■ **RECORDED DATA**
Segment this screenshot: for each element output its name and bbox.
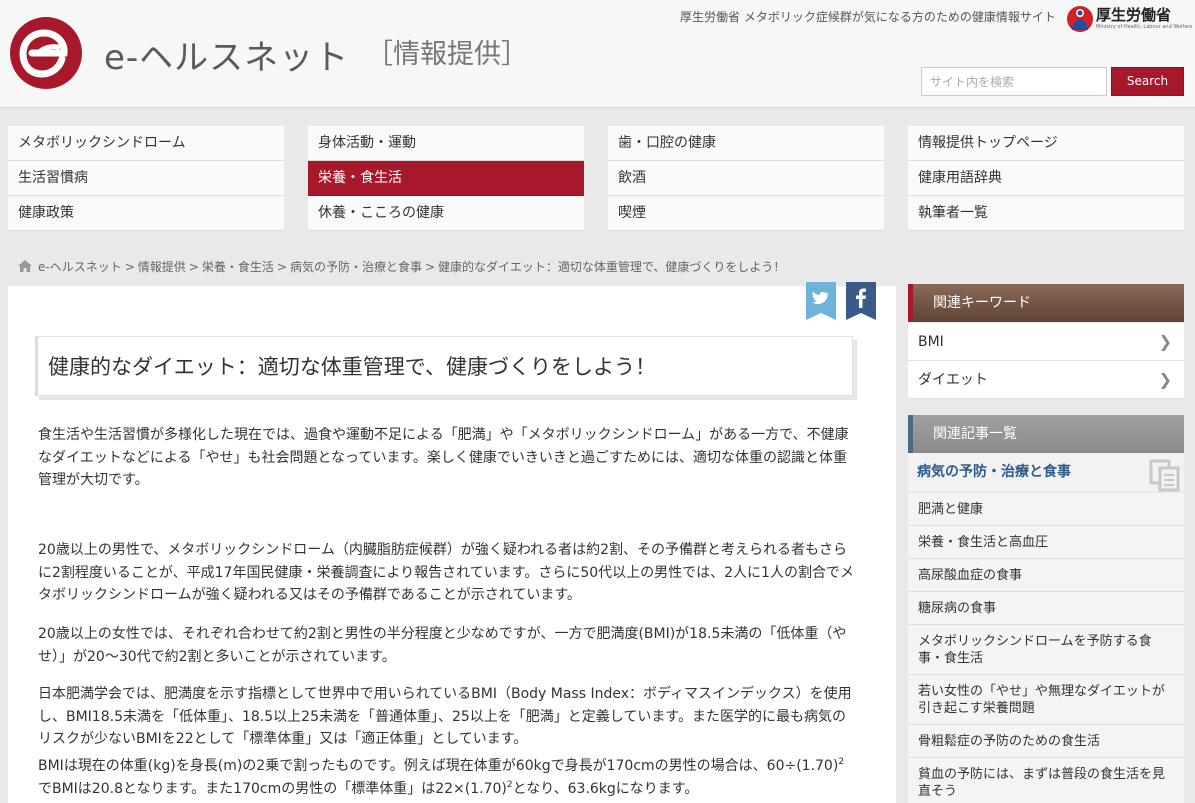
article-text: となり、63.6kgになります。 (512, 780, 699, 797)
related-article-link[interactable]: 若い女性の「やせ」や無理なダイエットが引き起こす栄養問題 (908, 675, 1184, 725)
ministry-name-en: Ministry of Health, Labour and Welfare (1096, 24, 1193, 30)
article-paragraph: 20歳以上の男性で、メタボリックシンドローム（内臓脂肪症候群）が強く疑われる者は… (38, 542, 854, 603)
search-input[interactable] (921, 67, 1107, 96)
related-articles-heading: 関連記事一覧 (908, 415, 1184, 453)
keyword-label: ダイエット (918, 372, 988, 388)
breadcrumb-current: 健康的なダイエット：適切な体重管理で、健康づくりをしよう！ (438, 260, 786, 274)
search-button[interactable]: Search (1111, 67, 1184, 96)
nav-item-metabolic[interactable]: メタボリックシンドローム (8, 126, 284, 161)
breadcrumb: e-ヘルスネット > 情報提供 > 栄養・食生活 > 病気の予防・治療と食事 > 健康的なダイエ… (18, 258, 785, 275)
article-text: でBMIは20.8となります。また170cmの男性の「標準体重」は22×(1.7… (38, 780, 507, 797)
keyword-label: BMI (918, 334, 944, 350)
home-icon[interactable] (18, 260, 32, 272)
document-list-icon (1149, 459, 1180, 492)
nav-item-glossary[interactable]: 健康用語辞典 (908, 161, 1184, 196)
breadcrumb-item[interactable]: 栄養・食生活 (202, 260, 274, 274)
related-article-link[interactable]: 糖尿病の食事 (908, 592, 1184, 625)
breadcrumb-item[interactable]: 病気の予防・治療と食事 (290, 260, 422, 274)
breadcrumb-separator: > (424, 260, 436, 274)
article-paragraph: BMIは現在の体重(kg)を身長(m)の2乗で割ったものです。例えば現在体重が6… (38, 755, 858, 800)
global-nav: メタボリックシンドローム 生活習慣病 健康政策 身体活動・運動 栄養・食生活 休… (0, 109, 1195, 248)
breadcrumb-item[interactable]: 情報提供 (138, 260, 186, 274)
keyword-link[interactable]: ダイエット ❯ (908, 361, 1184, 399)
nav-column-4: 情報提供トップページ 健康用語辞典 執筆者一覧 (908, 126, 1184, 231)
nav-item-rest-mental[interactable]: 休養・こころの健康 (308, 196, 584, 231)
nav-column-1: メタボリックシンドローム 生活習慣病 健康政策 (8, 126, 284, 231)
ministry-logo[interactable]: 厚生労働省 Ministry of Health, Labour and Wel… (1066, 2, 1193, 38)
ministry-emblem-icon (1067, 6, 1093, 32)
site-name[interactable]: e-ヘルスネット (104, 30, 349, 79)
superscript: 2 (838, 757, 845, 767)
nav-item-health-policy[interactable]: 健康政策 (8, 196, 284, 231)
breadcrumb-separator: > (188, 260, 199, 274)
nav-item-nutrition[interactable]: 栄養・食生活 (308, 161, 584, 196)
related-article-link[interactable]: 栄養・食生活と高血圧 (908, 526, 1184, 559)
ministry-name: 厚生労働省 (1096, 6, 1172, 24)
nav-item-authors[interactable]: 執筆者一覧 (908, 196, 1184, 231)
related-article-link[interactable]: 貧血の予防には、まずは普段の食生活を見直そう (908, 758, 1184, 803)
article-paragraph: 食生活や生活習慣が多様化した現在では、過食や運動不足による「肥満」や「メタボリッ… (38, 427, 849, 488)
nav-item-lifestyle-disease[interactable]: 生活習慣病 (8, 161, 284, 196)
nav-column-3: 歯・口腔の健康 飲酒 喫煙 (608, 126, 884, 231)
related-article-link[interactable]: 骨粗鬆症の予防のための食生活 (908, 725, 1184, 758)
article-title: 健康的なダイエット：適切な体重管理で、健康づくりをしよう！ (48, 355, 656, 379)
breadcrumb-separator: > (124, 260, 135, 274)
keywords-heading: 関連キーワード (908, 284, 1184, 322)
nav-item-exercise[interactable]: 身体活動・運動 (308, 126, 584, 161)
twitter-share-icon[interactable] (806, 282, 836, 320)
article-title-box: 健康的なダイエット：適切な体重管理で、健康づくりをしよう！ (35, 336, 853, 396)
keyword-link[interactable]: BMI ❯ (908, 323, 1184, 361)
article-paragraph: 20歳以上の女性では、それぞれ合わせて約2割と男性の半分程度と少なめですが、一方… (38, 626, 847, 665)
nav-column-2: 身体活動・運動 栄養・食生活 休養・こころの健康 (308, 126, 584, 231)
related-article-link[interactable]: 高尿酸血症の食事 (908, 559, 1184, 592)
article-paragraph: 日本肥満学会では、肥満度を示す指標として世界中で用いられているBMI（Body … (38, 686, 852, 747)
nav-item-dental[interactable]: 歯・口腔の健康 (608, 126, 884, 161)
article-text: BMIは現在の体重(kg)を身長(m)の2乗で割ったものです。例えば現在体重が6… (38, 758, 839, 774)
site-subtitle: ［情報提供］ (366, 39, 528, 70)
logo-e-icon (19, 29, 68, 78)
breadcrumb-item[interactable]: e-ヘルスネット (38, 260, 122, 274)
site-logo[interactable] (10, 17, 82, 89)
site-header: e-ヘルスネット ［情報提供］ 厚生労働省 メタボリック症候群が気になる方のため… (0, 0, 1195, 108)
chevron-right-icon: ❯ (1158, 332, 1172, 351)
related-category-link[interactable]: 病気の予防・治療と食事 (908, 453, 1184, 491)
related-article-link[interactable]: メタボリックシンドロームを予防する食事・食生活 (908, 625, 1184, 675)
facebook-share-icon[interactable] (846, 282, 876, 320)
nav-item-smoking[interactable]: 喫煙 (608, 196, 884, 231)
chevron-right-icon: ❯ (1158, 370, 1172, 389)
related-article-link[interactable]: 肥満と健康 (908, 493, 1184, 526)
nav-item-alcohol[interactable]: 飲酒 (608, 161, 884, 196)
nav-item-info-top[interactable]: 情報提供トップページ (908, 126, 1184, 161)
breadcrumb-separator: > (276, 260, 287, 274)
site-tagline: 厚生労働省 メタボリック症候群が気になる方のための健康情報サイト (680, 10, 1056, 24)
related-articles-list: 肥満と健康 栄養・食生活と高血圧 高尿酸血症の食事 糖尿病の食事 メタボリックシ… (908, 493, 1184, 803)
...
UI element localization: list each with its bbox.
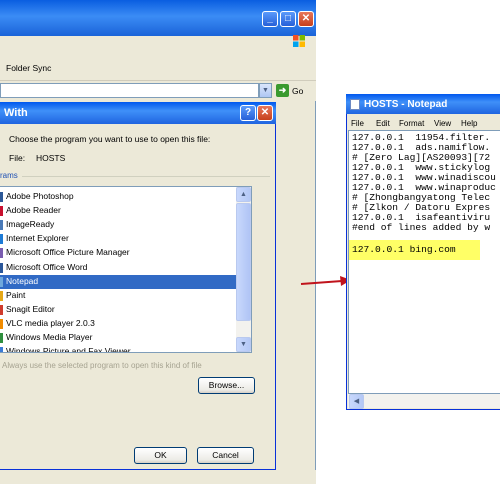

■ **EXERCISE GOAL**
Render the part of the material that opens with the line containing "Segment this screenshot: for" and closes with the line containing "542, 854, 603)" as a JSON list of strings, one string per line, omitting blank lines and leaving out the pictures.

■ **ANSWER TO THE EXERCISE**
[
  "Segment this screenshot: for each element output its name and bbox.",
  "article-text: となり、63.6kgになります。 (512, 780, 699, 797)",
  "related-article-link[interactable]: 若い女性の「やせ」や無理なダイエットが引き起こす栄養問題 (908, 675, 1184, 725)",
  "ministry-name-en: Ministry of Health, Labour and Welfare (1096, 24, 1193, 30)",
  "article-paragraph: 20歳以上の男性で、メタボリックシンドローム（内臓脂肪症候群）が強く疑われる者は… (38, 542, 854, 603)"
]